* **ROWS**
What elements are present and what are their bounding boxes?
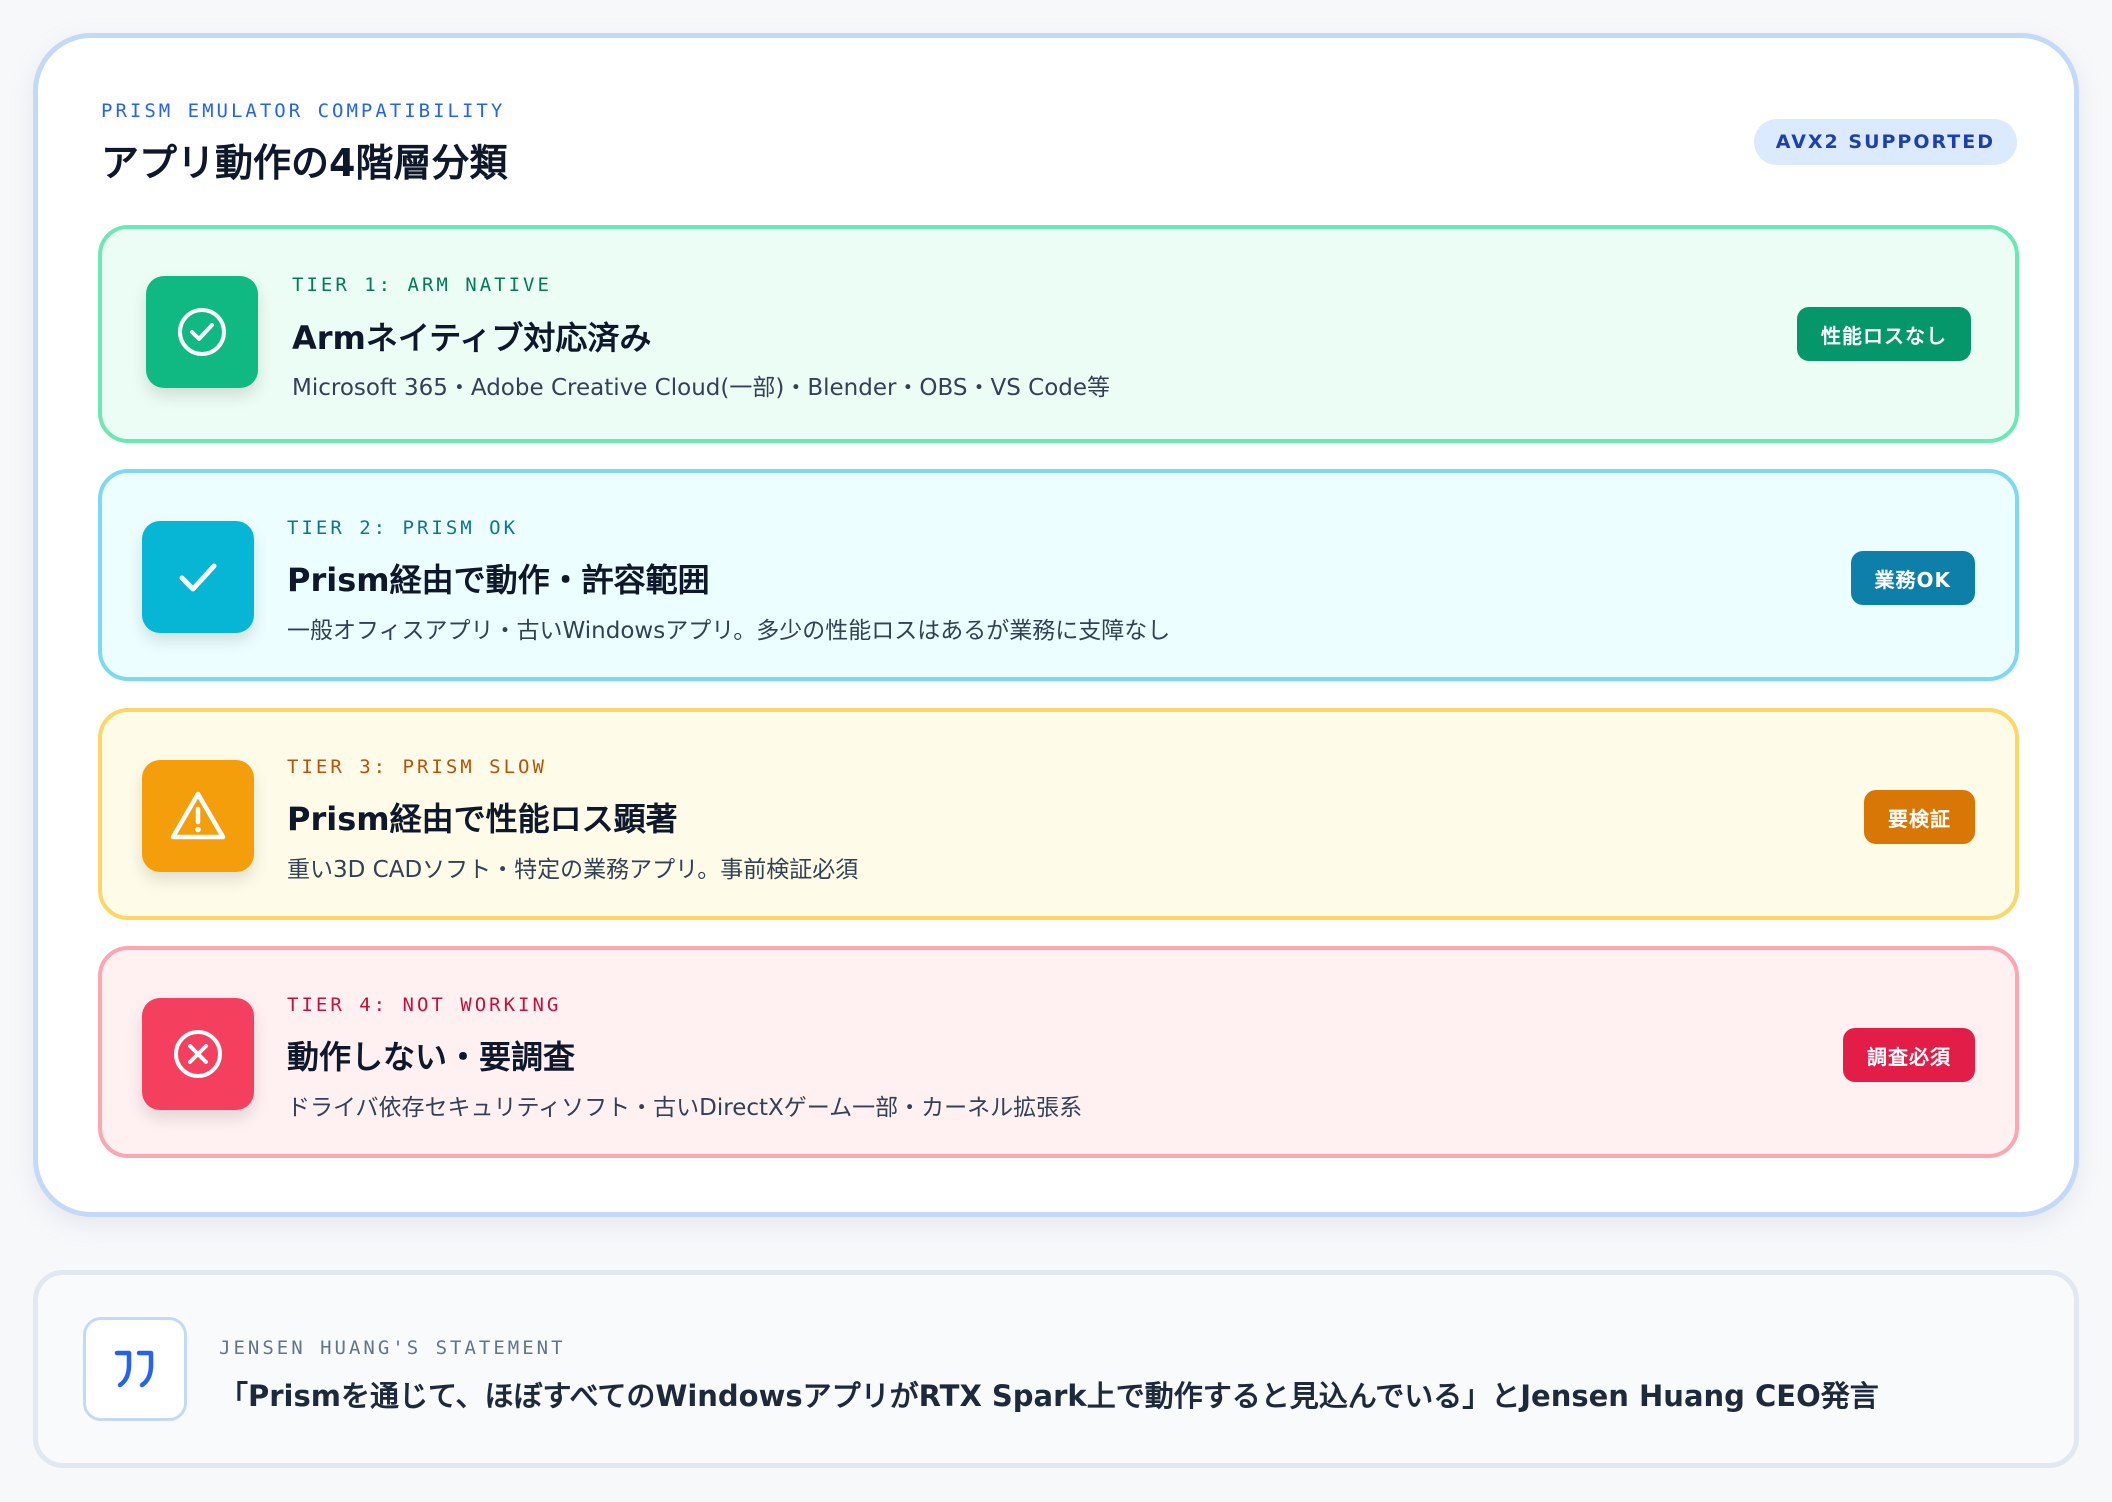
warning-icon: [142, 760, 254, 872]
tier-status-badge: 調査必須: [1843, 1028, 1975, 1082]
statement-card: JENSEN HUANG'S STATEMENT 「Prismを通じて、ほぼすべ…: [33, 1270, 2079, 1468]
x-circle-icon: [142, 998, 254, 1110]
tier-title: Prism経由で動作・許容範囲: [287, 561, 710, 599]
statement-text: 「Prismを通じて、ほぼすべてのWindowsアプリがRTX Spark上で動…: [219, 1379, 1879, 1413]
tier-status-badge: 要検証: [1864, 790, 1975, 844]
tier-label: TIER 2: PRISM OK: [287, 517, 519, 539]
compatibility-card: PRISM EMULATOR COMPATIBILITY アプリ動作の4階層分類…: [33, 33, 2079, 1217]
tier-title: Prism経由で性能ロス顕著: [287, 800, 678, 838]
tier-label: TIER 4: NOT WORKING: [287, 994, 562, 1016]
check-icon: [142, 521, 254, 633]
tier-description: ドライバ依存セキュリティソフト・古いDirectXゲーム一部・カーネル拡張系: [287, 1095, 1083, 1121]
tier-description: 一般オフィスアプリ・古いWindowsアプリ。多少の性能ロスはあるが業務に支障な…: [287, 618, 1171, 644]
quote-icon: [83, 1317, 187, 1421]
tier-2-card: TIER 2: PRISM OK Prism経由で動作・許容範囲 一般オフィスア…: [98, 469, 2019, 681]
avx2-badge: AVX2 SUPPORTED: [1753, 119, 2017, 165]
tier-title: 動作しない・要調査: [287, 1038, 576, 1076]
eyebrow-label: PRISM EMULATOR COMPATIBILITY: [101, 100, 506, 122]
tier-4-card: TIER 4: NOT WORKING 動作しない・要調査 ドライバ依存セキュリ…: [98, 946, 2019, 1158]
tier-status-badge: 性能ロスなし: [1797, 307, 1971, 361]
page-title: アプリ動作の4階層分類: [101, 141, 508, 185]
tier-description: Microsoft 365・Adobe Creative Cloud(一部)・B…: [292, 375, 1111, 401]
tier-label: TIER 3: PRISM SLOW: [287, 756, 547, 778]
tier-3-card: TIER 3: PRISM SLOW Prism経由で性能ロス顕著 重い3D C…: [98, 708, 2019, 920]
tier-title: Armネイティブ対応済み: [292, 319, 652, 357]
tier-status-badge: 業務OK: [1850, 551, 1975, 605]
statement-label: JENSEN HUANG'S STATEMENT: [219, 1337, 566, 1359]
tier-label: TIER 1: ARM NATIVE: [292, 274, 552, 296]
tier-description: 重い3D CADソフト・特定の業務アプリ。事前検証必須: [287, 857, 859, 883]
check-circle-icon: [146, 276, 258, 388]
tier-1-card: TIER 1: ARM NATIVE Armネイティブ対応済み Microsof…: [98, 225, 2019, 443]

* **TASK INSTRUCTIONS**
Reproduce every line of the data above without changes, but leave out the picture.

* **TASK ANSWER**
What elements are present and what are their bounding boxes?
warning-icon: [142, 760, 254, 872]
tier-status-badge: 調査必須: [1843, 1028, 1975, 1082]
statement-card: JENSEN HUANG'S STATEMENT 「Prismを通じて、ほぼすべ…: [33, 1270, 2079, 1468]
x-circle-icon: [142, 998, 254, 1110]
tier-title: Prism経由で動作・許容範囲: [287, 561, 710, 599]
statement-text: 「Prismを通じて、ほぼすべてのWindowsアプリがRTX Spark上で動…: [219, 1379, 1879, 1413]
tier-status-badge: 要検証: [1864, 790, 1975, 844]
tier-label: TIER 2: PRISM OK: [287, 517, 519, 539]
compatibility-card: PRISM EMULATOR COMPATIBILITY アプリ動作の4階層分類…: [33, 33, 2079, 1217]
tier-title: Prism経由で性能ロス顕著: [287, 800, 678, 838]
tier-label: TIER 4: NOT WORKING: [287, 994, 562, 1016]
check-icon: [142, 521, 254, 633]
tier-description: ドライバ依存セキュリティソフト・古いDirectXゲーム一部・カーネル拡張系: [287, 1095, 1083, 1121]
tier-description: 一般オフィスアプリ・古いWindowsアプリ。多少の性能ロスはあるが業務に支障な…: [287, 618, 1171, 644]
quote-icon: [83, 1317, 187, 1421]
tier-2-card: TIER 2: PRISM OK Prism経由で動作・許容範囲 一般オフィスア…: [98, 469, 2019, 681]
avx2-badge: AVX2 SUPPORTED: [1753, 119, 2017, 165]
tier-title: 動作しない・要調査: [287, 1038, 576, 1076]
eyebrow-label: PRISM EMULATOR COMPATIBILITY: [101, 100, 506, 122]
tier-4-card: TIER 4: NOT WORKING 動作しない・要調査 ドライバ依存セキュリ…: [98, 946, 2019, 1158]
tier-status-badge: 性能ロスなし: [1797, 307, 1971, 361]
page-title: アプリ動作の4階層分類: [101, 141, 508, 185]
tier-description: Microsoft 365・Adobe Creative Cloud(一部)・B…: [292, 375, 1111, 401]
tier-label: TIER 3: PRISM SLOW: [287, 756, 547, 778]
tier-3-card: TIER 3: PRISM SLOW Prism経由で性能ロス顕著 重い3D C…: [98, 708, 2019, 920]
tier-title: Armネイティブ対応済み: [292, 319, 652, 357]
tier-status-badge: 業務OK: [1850, 551, 1975, 605]
statement-label: JENSEN HUANG'S STATEMENT: [219, 1337, 566, 1359]
tier-label: TIER 1: ARM NATIVE: [292, 274, 552, 296]
tier-description: 重い3D CADソフト・特定の業務アプリ。事前検証必須: [287, 857, 859, 883]
check-circle-icon: [146, 276, 258, 388]
tier-1-card: TIER 1: ARM NATIVE Armネイティブ対応済み Microsof…: [98, 225, 2019, 443]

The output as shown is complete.